Exercise requirements: Please copy exactly the lines that begin with the one containing "What text is on this page?" and end with the last line of the entries.

Data entries:
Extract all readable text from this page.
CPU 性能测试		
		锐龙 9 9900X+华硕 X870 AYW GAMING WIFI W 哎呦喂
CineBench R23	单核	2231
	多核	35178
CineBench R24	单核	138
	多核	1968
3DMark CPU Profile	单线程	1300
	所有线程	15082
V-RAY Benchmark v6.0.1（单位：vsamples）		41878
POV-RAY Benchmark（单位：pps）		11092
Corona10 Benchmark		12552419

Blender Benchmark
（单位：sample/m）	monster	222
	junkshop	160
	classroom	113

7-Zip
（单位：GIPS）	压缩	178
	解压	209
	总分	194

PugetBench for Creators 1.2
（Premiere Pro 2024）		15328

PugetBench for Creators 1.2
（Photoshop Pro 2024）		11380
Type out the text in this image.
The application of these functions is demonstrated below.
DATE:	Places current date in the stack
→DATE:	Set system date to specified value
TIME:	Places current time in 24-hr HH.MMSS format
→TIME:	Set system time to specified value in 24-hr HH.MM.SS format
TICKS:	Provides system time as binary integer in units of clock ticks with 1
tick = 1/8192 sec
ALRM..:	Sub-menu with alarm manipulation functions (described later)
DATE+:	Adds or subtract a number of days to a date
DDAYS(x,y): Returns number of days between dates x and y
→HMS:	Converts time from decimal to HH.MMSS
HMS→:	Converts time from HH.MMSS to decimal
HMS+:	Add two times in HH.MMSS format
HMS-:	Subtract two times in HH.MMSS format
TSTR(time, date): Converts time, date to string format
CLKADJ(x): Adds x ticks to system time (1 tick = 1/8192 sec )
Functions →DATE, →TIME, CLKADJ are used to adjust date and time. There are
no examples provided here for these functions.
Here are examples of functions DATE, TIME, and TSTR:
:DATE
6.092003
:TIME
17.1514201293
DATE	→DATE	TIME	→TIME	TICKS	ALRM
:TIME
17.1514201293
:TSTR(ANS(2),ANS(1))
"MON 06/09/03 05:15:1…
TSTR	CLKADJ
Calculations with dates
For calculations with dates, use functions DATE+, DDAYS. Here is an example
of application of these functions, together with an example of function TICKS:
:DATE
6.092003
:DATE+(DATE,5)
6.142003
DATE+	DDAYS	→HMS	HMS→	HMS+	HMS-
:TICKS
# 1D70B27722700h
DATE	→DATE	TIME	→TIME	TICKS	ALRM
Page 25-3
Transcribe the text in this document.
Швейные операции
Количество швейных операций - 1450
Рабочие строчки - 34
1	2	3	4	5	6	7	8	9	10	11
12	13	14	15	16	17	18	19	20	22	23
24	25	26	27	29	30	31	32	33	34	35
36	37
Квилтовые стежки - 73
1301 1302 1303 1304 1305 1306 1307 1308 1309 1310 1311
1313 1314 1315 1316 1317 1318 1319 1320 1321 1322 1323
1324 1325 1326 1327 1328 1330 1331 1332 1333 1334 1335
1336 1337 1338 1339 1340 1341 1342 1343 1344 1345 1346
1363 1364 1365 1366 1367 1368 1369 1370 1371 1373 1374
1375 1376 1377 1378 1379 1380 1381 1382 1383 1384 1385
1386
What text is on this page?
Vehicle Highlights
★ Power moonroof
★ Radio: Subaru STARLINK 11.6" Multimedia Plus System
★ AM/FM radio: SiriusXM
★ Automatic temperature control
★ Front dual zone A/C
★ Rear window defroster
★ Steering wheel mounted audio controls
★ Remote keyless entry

The answer:
What text is on this page?
Vehicle Highlights
★ Power moonroof
★ Radio: Subaru STARLINK 11.6" Multimedia Plus System
★ AM/FM radio: SiriusXM
★ Automatic temperature control
★ Front dual zone A/C
★ Rear window defroster
★ Steering wheel mounted audio controls
★ Remote keyless entry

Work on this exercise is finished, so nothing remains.